Input material:
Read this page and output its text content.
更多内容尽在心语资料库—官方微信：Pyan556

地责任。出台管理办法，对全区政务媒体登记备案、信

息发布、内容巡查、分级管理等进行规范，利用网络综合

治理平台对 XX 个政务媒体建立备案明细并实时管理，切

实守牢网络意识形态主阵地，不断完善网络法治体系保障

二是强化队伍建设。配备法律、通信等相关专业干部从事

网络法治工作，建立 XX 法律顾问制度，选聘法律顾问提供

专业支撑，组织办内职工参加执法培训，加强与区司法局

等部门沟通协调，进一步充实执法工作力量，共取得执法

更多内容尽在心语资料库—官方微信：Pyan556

---

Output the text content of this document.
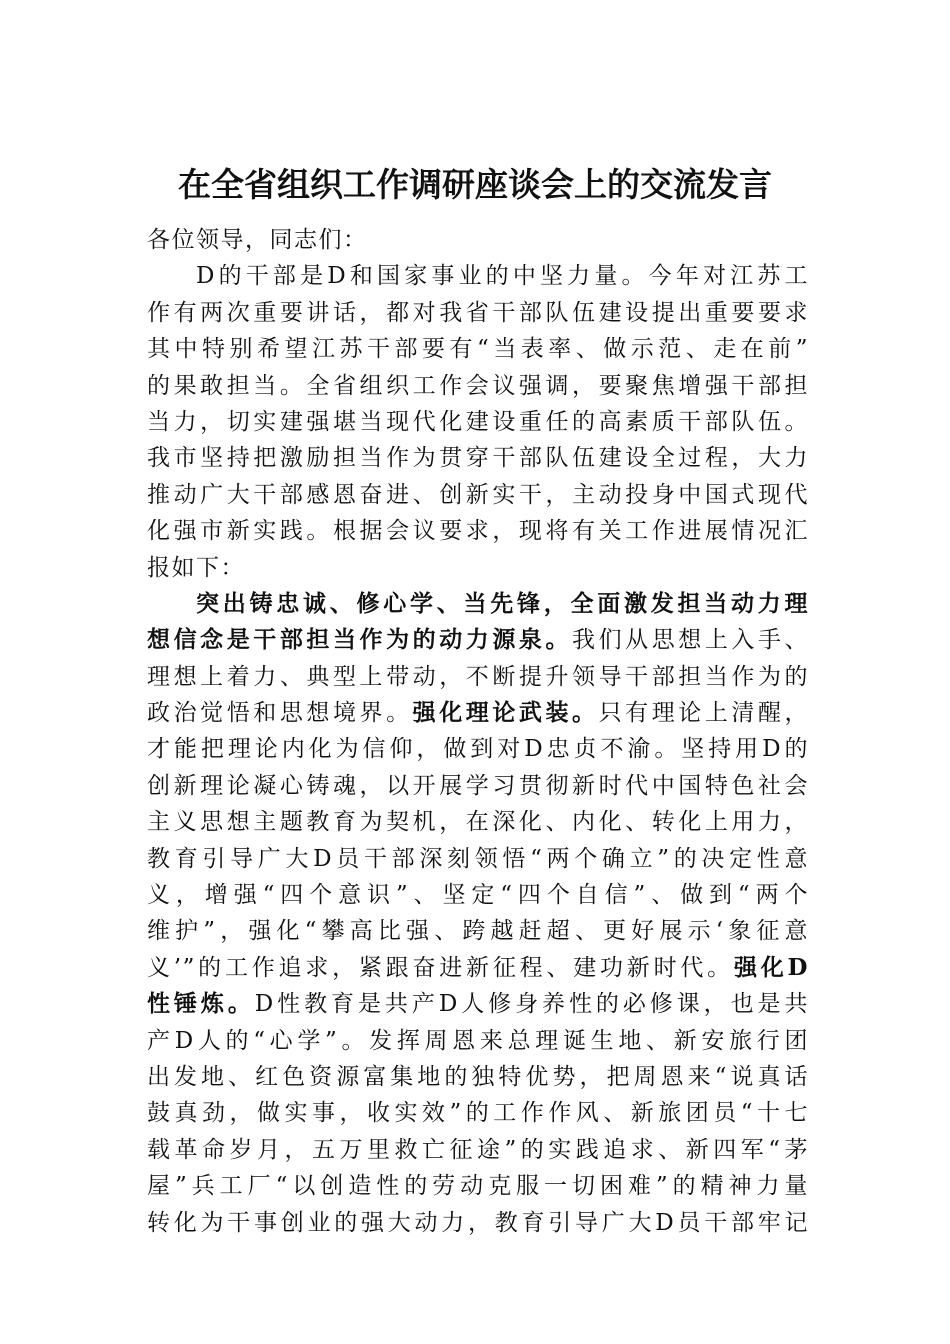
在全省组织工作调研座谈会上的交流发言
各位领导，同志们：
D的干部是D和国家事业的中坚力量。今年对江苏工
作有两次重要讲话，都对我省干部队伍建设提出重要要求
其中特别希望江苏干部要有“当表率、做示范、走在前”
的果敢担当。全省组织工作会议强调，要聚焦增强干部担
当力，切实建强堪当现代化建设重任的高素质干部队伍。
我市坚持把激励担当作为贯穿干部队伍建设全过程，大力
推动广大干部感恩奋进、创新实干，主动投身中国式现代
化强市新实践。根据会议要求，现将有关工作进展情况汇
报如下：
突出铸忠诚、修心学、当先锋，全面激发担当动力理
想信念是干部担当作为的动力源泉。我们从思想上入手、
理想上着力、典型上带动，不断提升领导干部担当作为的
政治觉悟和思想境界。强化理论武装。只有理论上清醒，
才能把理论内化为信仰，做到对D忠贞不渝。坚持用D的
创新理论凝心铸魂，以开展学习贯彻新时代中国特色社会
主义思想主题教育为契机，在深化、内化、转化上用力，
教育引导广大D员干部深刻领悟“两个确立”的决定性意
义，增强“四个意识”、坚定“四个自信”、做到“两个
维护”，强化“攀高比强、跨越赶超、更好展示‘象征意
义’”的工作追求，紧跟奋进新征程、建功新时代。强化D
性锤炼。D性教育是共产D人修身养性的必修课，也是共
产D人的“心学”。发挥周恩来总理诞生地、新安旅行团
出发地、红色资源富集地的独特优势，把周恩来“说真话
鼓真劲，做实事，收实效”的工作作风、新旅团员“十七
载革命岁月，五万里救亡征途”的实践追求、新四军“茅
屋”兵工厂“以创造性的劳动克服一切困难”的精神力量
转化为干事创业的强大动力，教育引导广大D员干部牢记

What you will do:
Copy out each line of the data where the string "this" appears.

Complete answer:
Read this page and output its text content.
Output the text content of this document.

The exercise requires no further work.